* start *

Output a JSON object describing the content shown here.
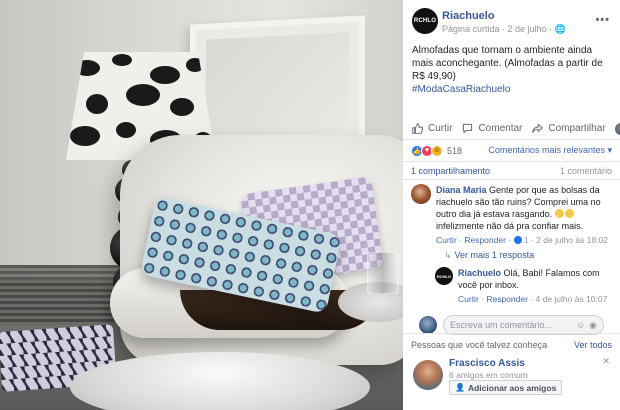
{
  "page": {
    "avatar_text": "RCHLO",
    "name": "Riachuelo",
    "meta": "Página curtida · 2 de julho · 🌐",
    "more_icon": "more-options-icon"
  },
  "post": {
    "text": "Almofadas que tornam o ambiente ainda mais aconchegante. (Almofadas a partir de R$ 49,90)",
    "hashtag": "#ModaCasaRiachuelo"
  },
  "actions": {
    "like": "Curtir",
    "comment": "Comentar",
    "share": "Compartilhar"
  },
  "reactions": {
    "count": "518",
    "sort": "Comentários mais relevantes ▾"
  },
  "engagement": {
    "shares": "1 compartilhamento",
    "comments": "1 comentário"
  },
  "comment": {
    "author": "Diana Maria",
    "text_a": "Gente por que as bolsas da riachuelo são tão ruins? Comprei uma no outro dia já estava rasgando.",
    "text_b": "infelizmente não dá pra confiar mais.",
    "like": "Curtir",
    "reply": "Responder",
    "likes": "1",
    "time": "2 de julho às 18:02",
    "more_replies": "Ver mais 1 resposta"
  },
  "reply": {
    "author": "Riachuelo",
    "avatar_text": "RCHLO",
    "text": "Olá, Babi! Falamos com você por inbox.",
    "like": "Curtir",
    "reply": "Responder",
    "time": "4 de julho às 10:07"
  },
  "composer": {
    "placeholder": "Escreva um comentário..."
  },
  "suggestions": {
    "title": "Pessoas que você talvez conheça",
    "see_all": "Ver todos",
    "person": {
      "name": "Frascisco Assis",
      "mutual": "6 amigos em comum",
      "add": "Adicionar aos amigos"
    }
  }
}
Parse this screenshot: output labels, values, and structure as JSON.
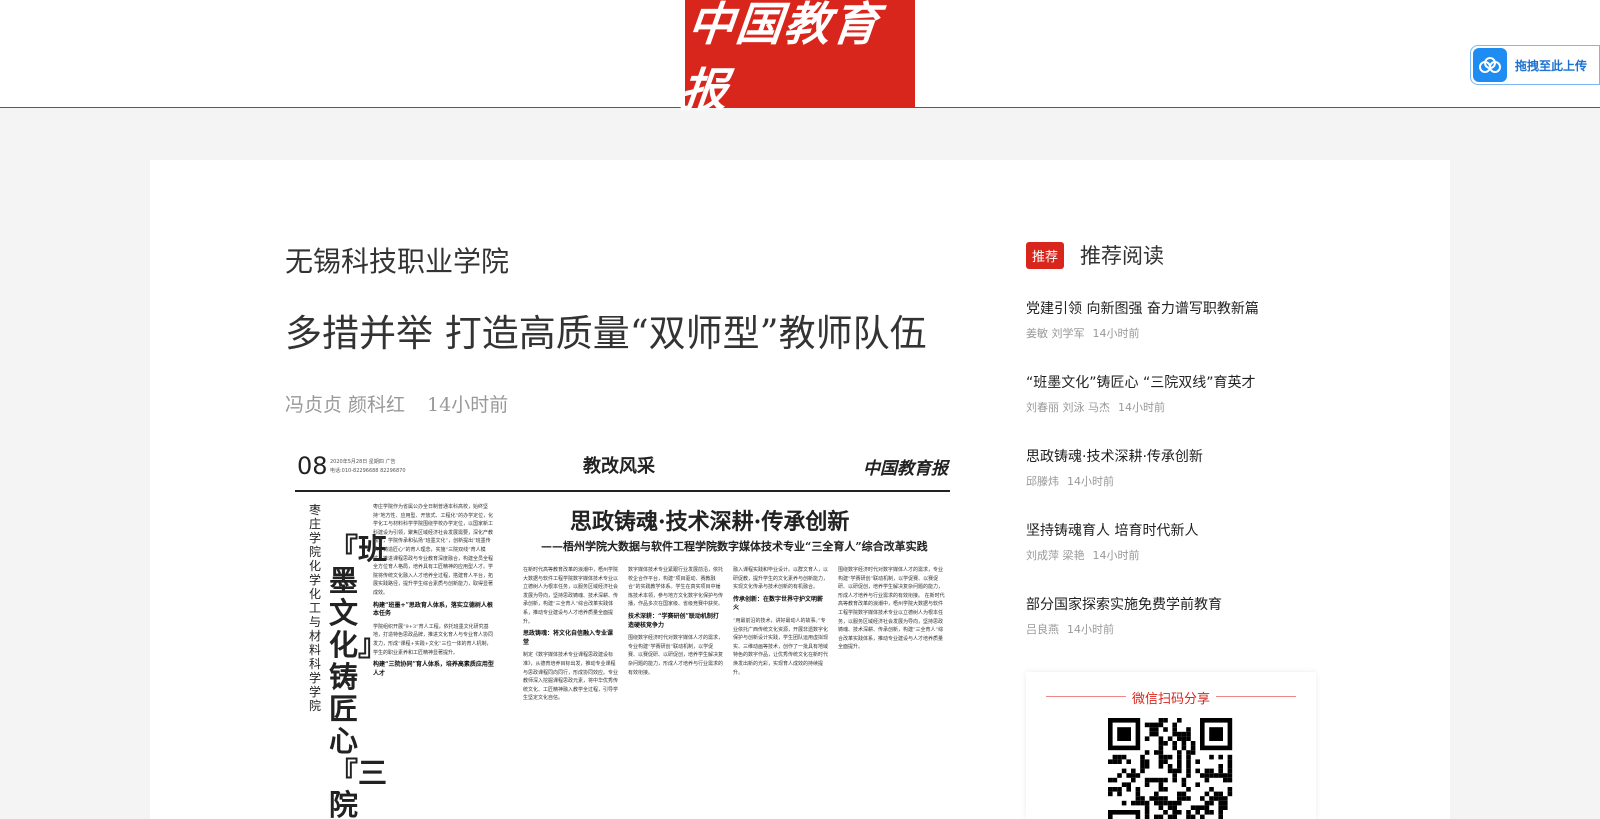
{
  "header": {
    "logo_text": "中国教育报",
    "upload_label": "拖拽至此上传",
    "brand_color": "#d9261c"
  },
  "article": {
    "school": "无锡科技职业学院",
    "headline": "多措并举 打造高质量“双师型”教师队伍",
    "authors": "冯贞贞 颜科红",
    "time": "14小时前"
  },
  "paper": {
    "page_num": "08",
    "meta_line1": "2020年5月28日 星期四 广告",
    "meta_line2": "电话:010-82296688 82296870",
    "section": "教改风采",
    "brand": "中国教育报",
    "side_school": "枣庄学院化学化工与材料科学学院",
    "side_headline": "『班墨文化』铸匠心『三院",
    "title": "思政铸魂·技术深耕·传承创新",
    "subtitle": "——梧州学院大数据与软件工程学院数字媒体技术专业“三全育人”综合改革实践",
    "col1_text": "枣庄学院作为省属公办全日制普通本科高校，始终坚持“地方性、应用型、开放式、工程化”的办学定位，化学化工与材料科学学院围绕学校办学定位，以国家新工科建设为引领，聚焦区域经济社会发展需要，深化产教融合，学院传承和弘扬“班墨文化”，创新提出“班墨传承，铸造匠心”的育人理念，实施“三院双线”育人模式，推进课程思政与专业教育深度融合，构建全员全程全方位育人格局，培养具有工匠精神的应用型人才。学院将传统文化融入人才培养全过程，搭建育人平台，拓展实践路径，提升学生综合素质与创新能力，取得显著成效。",
    "col1_head": "构建“班墨+”思政育人体系，落实立德树人根本任务",
    "col1_text2": "学院组织开展“9+3”育人工程，依托班墨文化研究基地，打造特色思政品牌，推进文化育人与专业育人协同发力，形成“课程+实践+文化”三位一体的育人机制，学生的职业素养和工匠精神显著提升。",
    "col1_head2": "构建“三院协同”育人体系，培养高素质应用型人才",
    "col2_text": "在新时代高等教育改革的浪潮中，梧州学院大数据与软件工程学院数字媒体技术专业以立德树人为根本任务，以服务区域经济社会发展为导向，坚持思政铸魂、技术深耕、传承创新，构建“三全育人”综合改革实践体系，推动专业建设与人才培养质量全面提升。",
    "col2_head": "思政铸魂：将文化自信融入专业课堂",
    "col2_text2": "制定《数字媒体技术专业课程思政建设标准》，从德育培养目标出发，推动专业课程与思政课程同向同行，形成协同效应。专业教师深入挖掘课程思政元素，将中华优秀传统文化、工匠精神融入教学全过程，引导学生坚定文化自信。",
    "col3_text": "数字媒体技术专业紧跟行业发展前沿，依托校企合作平台，构建“项目驱动、赛教融合”的实践教学体系。学生在真实项目中锤炼技术本领，参与地方文化数字化保护与传播，作品多次在国家级、省级竞赛中获奖。",
    "col3_head": "技术深耕：“学赛研创”联动机制打造硬核竞争力",
    "col3_text2": "围绕数字经济时代对数字媒体人才的需求，专业构建“学赛研创”联动机制，以学促赛、以赛促研、以研促创，培养学生解决复杂问题的能力，形成人才培养与行业需求的有效衔接。",
    "col4_text": "融入课程实践和毕业设计。以群文育人，以研促教，提升学生的文化素养与创新能力，实现文化传承与技术创新的有机融合。",
    "col4_head": "传承创新：在数字世界守护文明薪火",
    "col4_text2": "“用最前沿的技术，讲好最动人的故事。”专业依托广西传统文化资源，开展非遗数字化保护与创新设计实践，学生团队运用虚拟现实、三维动画等技术，创作了一批具有地域特色的数字作品，让优秀传统文化在新时代焕发出新的光彩，实现育人成效的持续提升。"
  },
  "recommend": {
    "badge": "推荐",
    "title": "推荐阅读",
    "items": [
      {
        "title": "党建引领 向新图强 奋力谱写职教新篇",
        "authors": "姜敏 刘学军",
        "time": "14小时前"
      },
      {
        "title": "“班墨文化”铸匠心 “三院双线”育英才",
        "authors": "刘春丽 刘泳 马杰",
        "time": "14小时前"
      },
      {
        "title": "思政铸魂·技术深耕·传承创新",
        "authors": "邱滕炜",
        "time": "14小时前"
      },
      {
        "title": "坚持铸魂育人 培育时代新人",
        "authors": "刘成萍 梁艳",
        "time": "14小时前"
      },
      {
        "title": "部分国家探索实施免费学前教育",
        "authors": "吕良燕",
        "time": "14小时前"
      }
    ]
  },
  "share": {
    "label": "微信扫码分享"
  }
}
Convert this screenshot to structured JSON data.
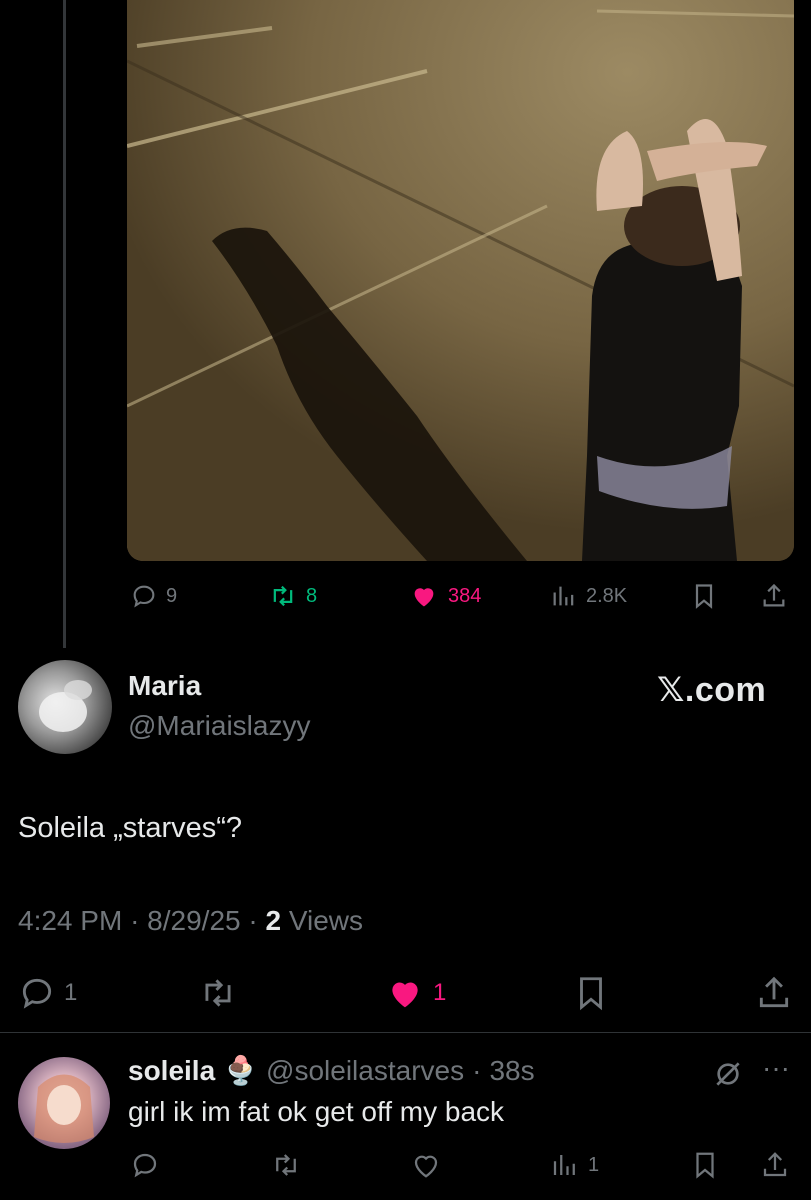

* end *

** What the task asks **
Write the entries above out in full, exactly, with no images.

** Solution to this task **
Output a JSON object describing the content shown here.
{
  "page": {
    "avatar_text": "RCHLO",
    "name": "Riachuelo",
    "meta": "Página curtida · 2 de julho · 🌐",
    "more_icon": "more-options-icon"
  },
  "post": {
    "text": "Almofadas que tornam o ambiente ainda mais aconchegante. (Almofadas a partir de R$ 49,90)",
    "hashtag": "#ModaCasaRiachuelo"
  },
  "actions": {
    "like": "Curtir",
    "comment": "Comentar",
    "share": "Compartilhar"
  },
  "reactions": {
    "count": "518",
    "sort": "Comentários mais relevantes ▾"
  },
  "engagement": {
    "shares": "1 compartilhamento",
    "comments": "1 comentário"
  },
  "comment": {
    "author": "Diana Maria",
    "text_a": "Gente por que as bolsas da riachuelo são tão ruins? Comprei uma no outro dia já estava rasgando.",
    "text_b": "infelizmente não dá pra confiar mais.",
    "like": "Curtir",
    "reply": "Responder",
    "likes": "1",
    "time": "2 de julho às 18:02",
    "more_replies": "Ver mais 1 resposta"
  },
  "reply": {
    "author": "Riachuelo",
    "avatar_text": "RCHLO",
    "text": "Olá, Babi! Falamos com você por inbox.",
    "like": "Curtir",
    "reply": "Responder",
    "time": "4 de julho às 10:07"
  },
  "composer": {
    "placeholder": "Escreva um comentário..."
  },
  "suggestions": {
    "title": "Pessoas que você talvez conheça",
    "see_all": "Ver todos",
    "person": {
      "name": "Frascisco Assis",
      "mutual": "6 amigos em comum",
      "add": "Adicionar aos amigos"
    }
  }
}
Parse this screenshot: output labels, values, and structure as JSON.
{
  "header": {
    "logo_text": "中国教育报",
    "upload_label": "拖拽至此上传",
    "brand_color": "#d9261c"
  },
  "article": {
    "school": "无锡科技职业学院",
    "headline": "多措并举 打造高质量“双师型”教师队伍",
    "authors": "冯贞贞 颜科红",
    "time": "14小时前"
  },
  "paper": {
    "page_num": "08",
    "meta_line1": "2020年5月28日 星期四 广告",
    "meta_line2": "电话:010-82296688 82296870",
    "section": "教改风采",
    "brand": "中国教育报",
    "side_school": "枣庄学院化学化工与材料科学学院",
    "side_headline": "『班墨文化』铸匠心『三院",
    "title": "思政铸魂·技术深耕·传承创新",
    "subtitle": "——梧州学院大数据与软件工程学院数字媒体技术专业“三全育人”综合改革实践",
    "col1_text": "枣庄学院作为省属公办全日制普通本科高校，始终坚持“地方性、应用型、开放式、工程化”的办学定位，化学化工与材料科学学院围绕学校办学定位，以国家新工科建设为引领，聚焦区域经济社会发展需要，深化产教融合，学院传承和弘扬“班墨文化”，创新提出“班墨传承，铸造匠心”的育人理念，实施“三院双线”育人模式，推进课程思政与专业教育深度融合，构建全员全程全方位育人格局，培养具有工匠精神的应用型人才。学院将传统文化融入人才培养全过程，搭建育人平台，拓展实践路径，提升学生综合素质与创新能力，取得显著成效。",
    "col1_head": "构建“班墨+”思政育人体系，落实立德树人根本任务",
    "col1_text2": "学院组织开展“9+3”育人工程，依托班墨文化研究基地，打造特色思政品牌，推进文化育人与专业育人协同发力，形成“课程+实践+文化”三位一体的育人机制，学生的职业素养和工匠精神显著提升。",
    "col1_head2": "构建“三院协同”育人体系，培养高素质应用型人才",
    "col2_text": "在新时代高等教育改革的浪潮中，梧州学院大数据与软件工程学院数字媒体技术专业以立德树人为根本任务，以服务区域经济社会发展为导向，坚持思政铸魂、技术深耕、传承创新，构建“三全育人”综合改革实践体系，推动专业建设与人才培养质量全面提升。",
    "col2_head": "思政铸魂：将文化自信融入专业课堂",
    "col2_text2": "制定《数字媒体技术专业课程思政建设标准》，从德育培养目标出发，推动专业课程与思政课程同向同行，形成协同效应。专业教师深入挖掘课程思政元素，将中华优秀传统文化、工匠精神融入教学全过程，引导学生坚定文化自信。",
    "col3_text": "数字媒体技术专业紧跟行业发展前沿，依托校企合作平台，构建“项目驱动、赛教融合”的实践教学体系。学生在真实项目中锤炼技术本领，参与地方文化数字化保护与传播，作品多次在国家级、省级竞赛中获奖。",
    "col3_head": "技术深耕：“学赛研创”联动机制打造硬核竞争力",
    "col3_text2": "围绕数字经济时代对数字媒体人才的需求，专业构建“学赛研创”联动机制，以学促赛、以赛促研、以研促创，培养学生解决复杂问题的能力，形成人才培养与行业需求的有效衔接。",
    "col4_text": "融入课程实践和毕业设计。以群文育人，以研促教，提升学生的文化素养与创新能力，实现文化传承与技术创新的有机融合。",
    "col4_head": "传承创新：在数字世界守护文明薪火",
    "col4_text2": "“用最前沿的技术，讲好最动人的故事。”专业依托广西传统文化资源，开展非遗数字化保护与创新设计实践，学生团队运用虚拟现实、三维动画等技术，创作了一批具有地域特色的数字作品，让优秀传统文化在新时代焕发出新的光彩，实现育人成效的持续提升。"
  },
  "recommend": {
    "badge": "推荐",
    "title": "推荐阅读",
    "items": [
      {
        "title": "党建引领 向新图强 奋力谱写职教新篇",
        "authors": "姜敏 刘学军",
        "time": "14小时前"
      },
      {
        "title": "“班墨文化”铸匠心 “三院双线”育英才",
        "authors": "刘春丽 刘泳 马杰",
        "time": "14小时前"
      },
      {
        "title": "思政铸魂·技术深耕·传承创新",
        "authors": "邱滕炜",
        "time": "14小时前"
      },
      {
        "title": "坚持铸魂育人 培育时代新人",
        "authors": "刘成萍 梁艳",
        "time": "14小时前"
      },
      {
        "title": "部分国家探索实施免费学前教育",
        "authors": "吕良燕",
        "time": "14小时前"
      }
    ]
  },
  "share": {
    "label": "微信扫码分享"
  }
}
Convert this screenshot to structured JSON data.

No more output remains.